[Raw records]
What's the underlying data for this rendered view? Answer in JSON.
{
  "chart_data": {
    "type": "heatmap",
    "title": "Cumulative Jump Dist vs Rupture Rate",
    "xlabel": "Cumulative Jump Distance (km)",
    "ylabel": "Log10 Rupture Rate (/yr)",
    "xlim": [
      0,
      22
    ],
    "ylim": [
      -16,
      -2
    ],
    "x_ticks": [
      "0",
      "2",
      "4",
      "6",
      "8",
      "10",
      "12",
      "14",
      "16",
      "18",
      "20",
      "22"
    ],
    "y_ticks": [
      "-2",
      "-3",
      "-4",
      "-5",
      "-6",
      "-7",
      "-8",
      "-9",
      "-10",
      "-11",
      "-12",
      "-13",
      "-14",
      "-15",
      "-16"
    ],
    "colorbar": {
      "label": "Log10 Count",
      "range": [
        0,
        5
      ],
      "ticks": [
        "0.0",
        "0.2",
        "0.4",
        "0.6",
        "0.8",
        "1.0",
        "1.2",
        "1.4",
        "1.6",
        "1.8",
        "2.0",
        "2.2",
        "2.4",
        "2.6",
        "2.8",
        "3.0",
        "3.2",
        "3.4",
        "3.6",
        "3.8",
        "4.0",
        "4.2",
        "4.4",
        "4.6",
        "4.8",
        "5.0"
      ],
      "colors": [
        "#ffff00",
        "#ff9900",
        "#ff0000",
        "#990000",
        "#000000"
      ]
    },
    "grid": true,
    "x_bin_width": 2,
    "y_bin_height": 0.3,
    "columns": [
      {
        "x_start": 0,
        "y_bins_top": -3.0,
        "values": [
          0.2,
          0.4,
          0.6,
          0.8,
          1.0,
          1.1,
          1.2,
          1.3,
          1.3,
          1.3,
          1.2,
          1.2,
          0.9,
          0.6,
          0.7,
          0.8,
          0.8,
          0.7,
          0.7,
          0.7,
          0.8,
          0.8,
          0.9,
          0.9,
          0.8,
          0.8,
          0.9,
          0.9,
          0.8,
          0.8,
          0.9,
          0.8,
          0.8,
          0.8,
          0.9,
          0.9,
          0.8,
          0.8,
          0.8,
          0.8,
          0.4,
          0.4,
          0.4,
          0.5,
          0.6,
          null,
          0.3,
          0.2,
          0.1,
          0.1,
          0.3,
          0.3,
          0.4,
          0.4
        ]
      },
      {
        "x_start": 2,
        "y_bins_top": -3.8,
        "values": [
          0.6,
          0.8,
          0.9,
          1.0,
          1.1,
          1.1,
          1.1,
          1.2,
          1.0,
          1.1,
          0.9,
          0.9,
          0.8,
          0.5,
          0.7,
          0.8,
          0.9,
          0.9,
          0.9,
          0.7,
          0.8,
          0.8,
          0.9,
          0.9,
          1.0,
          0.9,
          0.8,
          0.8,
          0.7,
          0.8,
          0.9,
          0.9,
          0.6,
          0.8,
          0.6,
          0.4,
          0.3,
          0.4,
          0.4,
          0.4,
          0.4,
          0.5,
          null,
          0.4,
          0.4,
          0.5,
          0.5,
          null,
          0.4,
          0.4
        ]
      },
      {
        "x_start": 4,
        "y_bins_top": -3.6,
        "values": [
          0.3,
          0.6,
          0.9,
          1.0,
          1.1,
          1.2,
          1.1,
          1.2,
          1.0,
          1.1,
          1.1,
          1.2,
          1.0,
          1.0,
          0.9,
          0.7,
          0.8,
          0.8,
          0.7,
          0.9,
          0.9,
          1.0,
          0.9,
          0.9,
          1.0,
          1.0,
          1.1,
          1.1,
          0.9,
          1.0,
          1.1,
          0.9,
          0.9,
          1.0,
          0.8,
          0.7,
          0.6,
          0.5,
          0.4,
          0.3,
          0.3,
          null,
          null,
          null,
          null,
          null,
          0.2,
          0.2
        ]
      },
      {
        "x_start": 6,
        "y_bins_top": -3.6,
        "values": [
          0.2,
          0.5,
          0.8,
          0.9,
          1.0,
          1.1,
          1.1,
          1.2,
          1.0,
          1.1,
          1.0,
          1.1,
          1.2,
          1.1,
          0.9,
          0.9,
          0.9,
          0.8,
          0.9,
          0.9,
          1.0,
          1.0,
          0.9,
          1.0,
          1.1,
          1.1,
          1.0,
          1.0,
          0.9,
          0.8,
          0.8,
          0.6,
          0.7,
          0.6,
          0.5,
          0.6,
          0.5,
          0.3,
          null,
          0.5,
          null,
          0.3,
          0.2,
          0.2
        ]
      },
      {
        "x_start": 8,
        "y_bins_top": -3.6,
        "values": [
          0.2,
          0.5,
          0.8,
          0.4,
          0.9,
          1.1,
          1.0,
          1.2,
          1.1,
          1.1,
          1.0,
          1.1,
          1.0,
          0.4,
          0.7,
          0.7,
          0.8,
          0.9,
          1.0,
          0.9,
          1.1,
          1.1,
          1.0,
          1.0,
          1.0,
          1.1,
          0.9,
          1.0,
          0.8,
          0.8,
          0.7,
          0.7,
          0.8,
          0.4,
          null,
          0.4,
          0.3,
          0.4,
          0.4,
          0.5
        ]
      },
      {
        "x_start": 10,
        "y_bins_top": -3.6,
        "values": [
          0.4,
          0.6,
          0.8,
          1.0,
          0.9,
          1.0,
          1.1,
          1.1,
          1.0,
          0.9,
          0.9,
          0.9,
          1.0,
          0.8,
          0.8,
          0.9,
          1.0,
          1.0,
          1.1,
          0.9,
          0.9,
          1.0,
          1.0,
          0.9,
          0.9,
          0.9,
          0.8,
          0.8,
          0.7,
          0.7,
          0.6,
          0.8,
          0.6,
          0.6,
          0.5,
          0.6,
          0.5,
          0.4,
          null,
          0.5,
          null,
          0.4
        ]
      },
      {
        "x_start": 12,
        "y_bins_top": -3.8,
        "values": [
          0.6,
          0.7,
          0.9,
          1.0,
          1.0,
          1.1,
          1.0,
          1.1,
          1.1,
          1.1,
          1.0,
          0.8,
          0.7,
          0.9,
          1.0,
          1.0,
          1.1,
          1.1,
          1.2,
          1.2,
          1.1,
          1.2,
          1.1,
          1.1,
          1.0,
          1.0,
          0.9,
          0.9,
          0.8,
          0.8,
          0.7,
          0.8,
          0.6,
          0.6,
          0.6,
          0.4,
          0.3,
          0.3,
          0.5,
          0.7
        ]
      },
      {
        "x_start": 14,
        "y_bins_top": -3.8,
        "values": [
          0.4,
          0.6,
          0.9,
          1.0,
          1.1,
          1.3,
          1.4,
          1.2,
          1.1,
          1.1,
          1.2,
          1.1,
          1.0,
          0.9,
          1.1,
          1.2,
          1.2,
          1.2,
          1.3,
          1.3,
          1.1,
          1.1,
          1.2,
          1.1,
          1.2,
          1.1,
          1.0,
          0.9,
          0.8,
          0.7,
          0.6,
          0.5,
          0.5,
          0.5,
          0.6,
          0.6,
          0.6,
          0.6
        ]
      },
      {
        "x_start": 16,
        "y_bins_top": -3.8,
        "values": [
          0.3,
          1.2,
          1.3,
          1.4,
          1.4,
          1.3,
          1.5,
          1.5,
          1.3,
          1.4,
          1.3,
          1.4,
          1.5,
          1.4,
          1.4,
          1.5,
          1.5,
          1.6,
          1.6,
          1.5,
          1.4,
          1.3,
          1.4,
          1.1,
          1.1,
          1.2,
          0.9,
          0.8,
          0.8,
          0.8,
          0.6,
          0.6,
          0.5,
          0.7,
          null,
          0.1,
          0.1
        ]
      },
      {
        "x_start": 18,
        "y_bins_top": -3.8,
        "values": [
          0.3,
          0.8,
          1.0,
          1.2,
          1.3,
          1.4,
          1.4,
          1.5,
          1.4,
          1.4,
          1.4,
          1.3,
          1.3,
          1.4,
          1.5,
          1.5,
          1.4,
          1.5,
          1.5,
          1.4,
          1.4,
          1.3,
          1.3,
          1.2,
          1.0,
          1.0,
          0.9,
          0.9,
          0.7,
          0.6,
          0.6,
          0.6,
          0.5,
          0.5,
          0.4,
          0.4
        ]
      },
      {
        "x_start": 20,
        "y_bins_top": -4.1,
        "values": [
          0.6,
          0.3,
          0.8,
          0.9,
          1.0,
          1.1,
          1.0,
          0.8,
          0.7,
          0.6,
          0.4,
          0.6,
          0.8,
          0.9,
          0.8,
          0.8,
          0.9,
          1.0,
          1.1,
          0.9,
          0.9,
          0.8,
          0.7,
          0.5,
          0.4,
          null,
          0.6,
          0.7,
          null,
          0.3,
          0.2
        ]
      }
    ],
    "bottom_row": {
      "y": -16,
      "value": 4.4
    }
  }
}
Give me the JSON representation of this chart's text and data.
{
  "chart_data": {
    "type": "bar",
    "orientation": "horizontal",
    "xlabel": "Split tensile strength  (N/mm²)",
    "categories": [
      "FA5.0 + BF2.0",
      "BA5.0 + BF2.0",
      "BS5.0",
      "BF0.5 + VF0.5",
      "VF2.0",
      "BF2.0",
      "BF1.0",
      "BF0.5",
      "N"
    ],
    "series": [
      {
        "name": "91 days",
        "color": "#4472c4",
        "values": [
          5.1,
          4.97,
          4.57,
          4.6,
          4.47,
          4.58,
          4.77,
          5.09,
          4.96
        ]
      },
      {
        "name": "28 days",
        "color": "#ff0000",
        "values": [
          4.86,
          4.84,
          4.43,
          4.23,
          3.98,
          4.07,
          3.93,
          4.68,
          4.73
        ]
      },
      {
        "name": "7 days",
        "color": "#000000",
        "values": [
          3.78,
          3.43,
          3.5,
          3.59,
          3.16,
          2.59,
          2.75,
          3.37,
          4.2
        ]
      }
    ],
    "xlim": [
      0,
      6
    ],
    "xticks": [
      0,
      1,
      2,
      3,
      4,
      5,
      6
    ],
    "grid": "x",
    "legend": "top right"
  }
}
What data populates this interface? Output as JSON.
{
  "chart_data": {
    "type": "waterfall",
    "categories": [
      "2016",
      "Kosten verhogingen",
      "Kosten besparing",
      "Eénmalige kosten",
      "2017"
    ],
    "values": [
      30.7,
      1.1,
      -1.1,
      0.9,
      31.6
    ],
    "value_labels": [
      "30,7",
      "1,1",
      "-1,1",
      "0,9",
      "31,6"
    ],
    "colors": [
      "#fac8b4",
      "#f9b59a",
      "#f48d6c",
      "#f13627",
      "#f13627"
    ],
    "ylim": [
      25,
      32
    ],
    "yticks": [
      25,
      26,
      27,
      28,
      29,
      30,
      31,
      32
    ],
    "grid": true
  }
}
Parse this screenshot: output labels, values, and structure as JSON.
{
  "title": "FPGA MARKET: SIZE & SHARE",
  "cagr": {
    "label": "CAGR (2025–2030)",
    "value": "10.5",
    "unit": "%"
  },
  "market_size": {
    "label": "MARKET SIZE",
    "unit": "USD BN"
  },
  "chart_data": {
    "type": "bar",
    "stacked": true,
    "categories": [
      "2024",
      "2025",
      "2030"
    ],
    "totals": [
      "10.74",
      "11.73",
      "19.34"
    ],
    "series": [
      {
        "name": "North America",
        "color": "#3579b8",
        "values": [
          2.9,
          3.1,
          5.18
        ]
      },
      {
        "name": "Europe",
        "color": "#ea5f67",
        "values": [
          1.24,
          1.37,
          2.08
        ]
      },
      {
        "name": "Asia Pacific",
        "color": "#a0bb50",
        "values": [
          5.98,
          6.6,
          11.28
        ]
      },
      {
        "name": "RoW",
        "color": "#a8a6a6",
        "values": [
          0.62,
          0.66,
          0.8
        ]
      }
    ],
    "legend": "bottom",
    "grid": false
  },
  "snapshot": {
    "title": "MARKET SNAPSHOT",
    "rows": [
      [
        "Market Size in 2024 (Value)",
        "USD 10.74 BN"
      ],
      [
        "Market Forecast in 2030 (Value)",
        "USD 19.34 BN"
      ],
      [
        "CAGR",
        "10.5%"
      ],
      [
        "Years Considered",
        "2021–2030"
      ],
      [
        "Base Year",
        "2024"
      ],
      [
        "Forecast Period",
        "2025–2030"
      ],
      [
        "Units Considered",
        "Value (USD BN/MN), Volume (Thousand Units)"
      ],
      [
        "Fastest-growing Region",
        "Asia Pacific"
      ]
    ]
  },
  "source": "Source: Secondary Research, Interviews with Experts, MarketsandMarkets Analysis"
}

## PROBLEM DETAILS:
Report how many lines in the data contain the word "Rate", with no words besides the number.

## SOLVED PROBLEM:
2